- [Direction]: Reproduce every entry below precisely; do not include the pictures.

* Begin Dataset extract *

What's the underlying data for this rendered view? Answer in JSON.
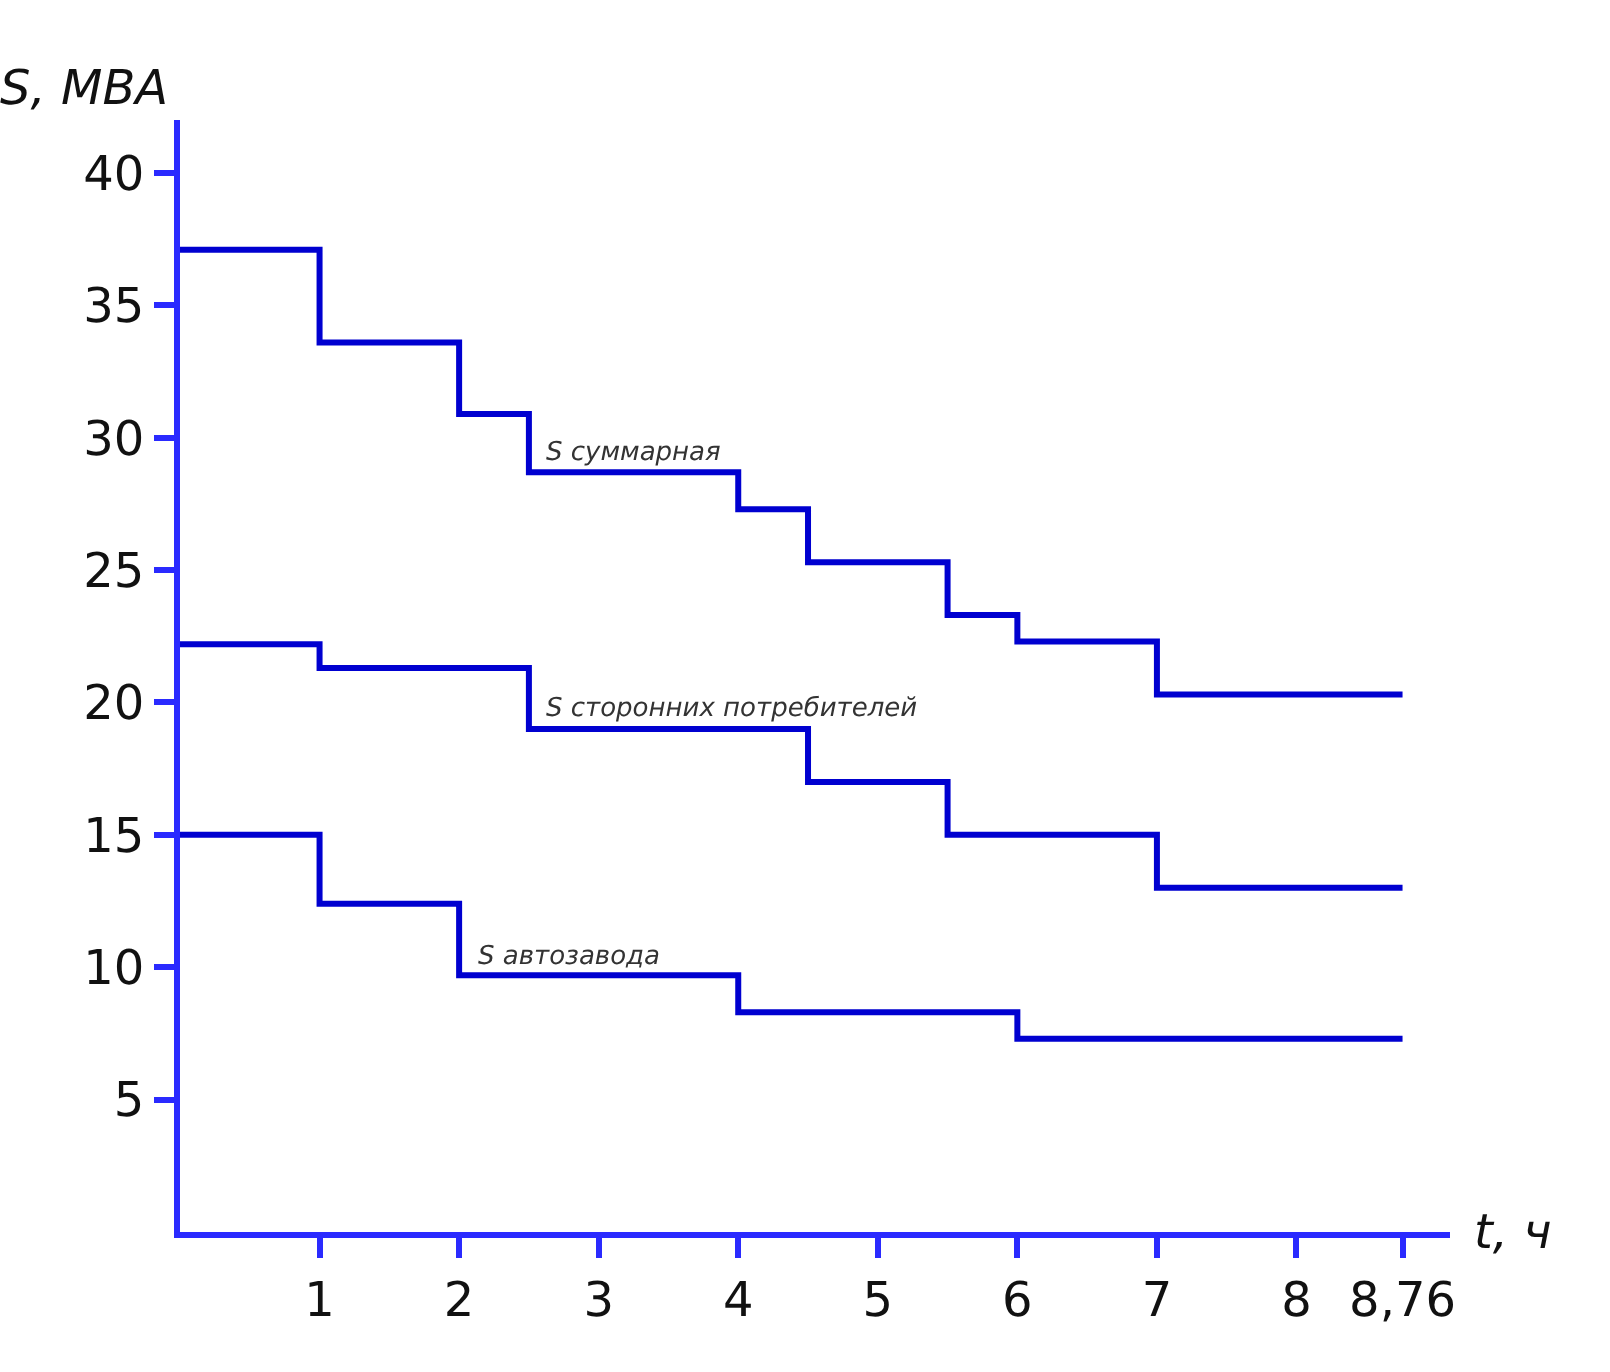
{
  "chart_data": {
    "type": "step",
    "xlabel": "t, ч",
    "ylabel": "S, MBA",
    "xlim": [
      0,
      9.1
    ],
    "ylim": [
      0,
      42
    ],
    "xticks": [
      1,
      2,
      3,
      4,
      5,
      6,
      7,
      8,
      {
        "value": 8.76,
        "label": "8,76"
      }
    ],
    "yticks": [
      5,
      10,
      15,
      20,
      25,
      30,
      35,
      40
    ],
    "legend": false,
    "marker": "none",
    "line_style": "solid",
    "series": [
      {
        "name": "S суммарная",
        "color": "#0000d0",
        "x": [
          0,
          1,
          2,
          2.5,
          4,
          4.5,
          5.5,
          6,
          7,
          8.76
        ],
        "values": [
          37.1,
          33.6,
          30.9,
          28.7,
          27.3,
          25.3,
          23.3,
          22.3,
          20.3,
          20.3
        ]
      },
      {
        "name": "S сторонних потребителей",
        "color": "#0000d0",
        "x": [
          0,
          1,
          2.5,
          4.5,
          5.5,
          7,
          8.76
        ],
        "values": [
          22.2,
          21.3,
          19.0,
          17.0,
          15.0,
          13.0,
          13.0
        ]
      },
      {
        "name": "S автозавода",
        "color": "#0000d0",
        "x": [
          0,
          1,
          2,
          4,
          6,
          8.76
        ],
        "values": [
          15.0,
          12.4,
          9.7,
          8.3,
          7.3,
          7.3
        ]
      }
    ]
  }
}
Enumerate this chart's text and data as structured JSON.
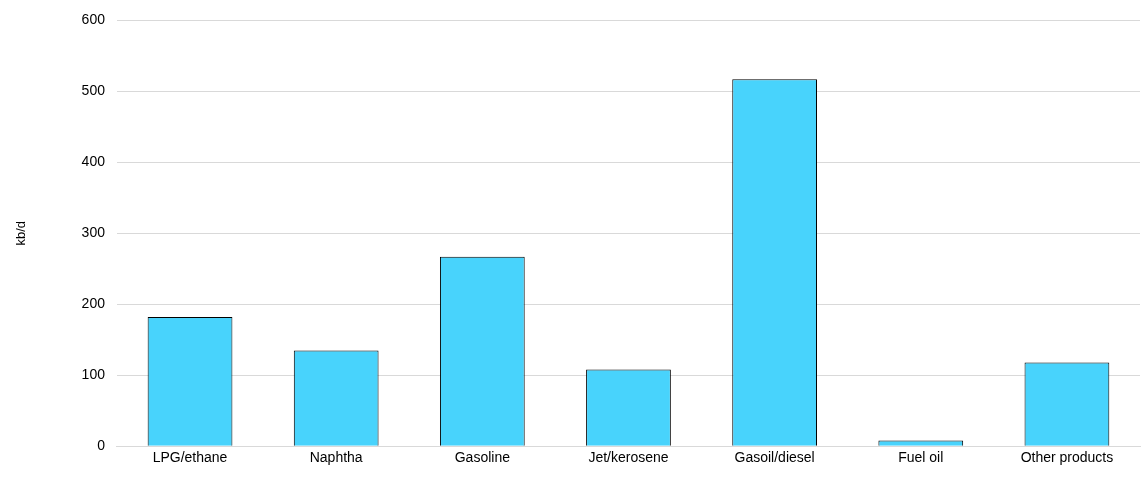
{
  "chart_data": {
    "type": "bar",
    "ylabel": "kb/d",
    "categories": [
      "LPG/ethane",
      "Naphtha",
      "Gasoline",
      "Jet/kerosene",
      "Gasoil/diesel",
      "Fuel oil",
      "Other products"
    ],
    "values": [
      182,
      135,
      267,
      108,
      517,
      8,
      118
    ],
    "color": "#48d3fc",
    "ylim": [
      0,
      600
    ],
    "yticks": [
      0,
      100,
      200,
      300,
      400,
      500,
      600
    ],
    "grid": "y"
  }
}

* End Dataset extract *

- [Output below]:
What's the underlying data for this rendered view? Answer in JSON.
{
  "chart_data": {
    "type": "step",
    "xlabel": "t, ч",
    "ylabel": "S, MBA",
    "xlim": [
      0,
      9.1
    ],
    "ylim": [
      0,
      42
    ],
    "xticks": [
      1,
      2,
      3,
      4,
      5,
      6,
      7,
      8,
      {
        "value": 8.76,
        "label": "8,76"
      }
    ],
    "yticks": [
      5,
      10,
      15,
      20,
      25,
      30,
      35,
      40
    ],
    "legend": false,
    "marker": "none",
    "line_style": "solid",
    "series": [
      {
        "name": "S суммарная",
        "color": "#0000d0",
        "x": [
          0,
          1,
          2,
          2.5,
          4,
          4.5,
          5.5,
          6,
          7,
          8.76
        ],
        "values": [
          37.1,
          33.6,
          30.9,
          28.7,
          27.3,
          25.3,
          23.3,
          22.3,
          20.3,
          20.3
        ]
      },
      {
        "name": "S сторонних потребителей",
        "color": "#0000d0",
        "x": [
          0,
          1,
          2.5,
          4.5,
          5.5,
          7,
          8.76
        ],
        "values": [
          22.2,
          21.3,
          19.0,
          17.0,
          15.0,
          13.0,
          13.0
        ]
      },
      {
        "name": "S автозавода",
        "color": "#0000d0",
        "x": [
          0,
          1,
          2,
          4,
          6,
          8.76
        ],
        "values": [
          15.0,
          12.4,
          9.7,
          8.3,
          7.3,
          7.3
        ]
      }
    ]
  }
}
Enumerate this chart's text and data as structured JSON.
{
  "chart_data": {
    "type": "bar",
    "ylabel": "kb/d",
    "categories": [
      "LPG/ethane",
      "Naphtha",
      "Gasoline",
      "Jet/kerosene",
      "Gasoil/diesel",
      "Fuel oil",
      "Other products"
    ],
    "values": [
      182,
      135,
      267,
      108,
      517,
      8,
      118
    ],
    "color": "#48d3fc",
    "ylim": [
      0,
      600
    ],
    "yticks": [
      0,
      100,
      200,
      300,
      400,
      500,
      600
    ],
    "grid": "y"
  }
}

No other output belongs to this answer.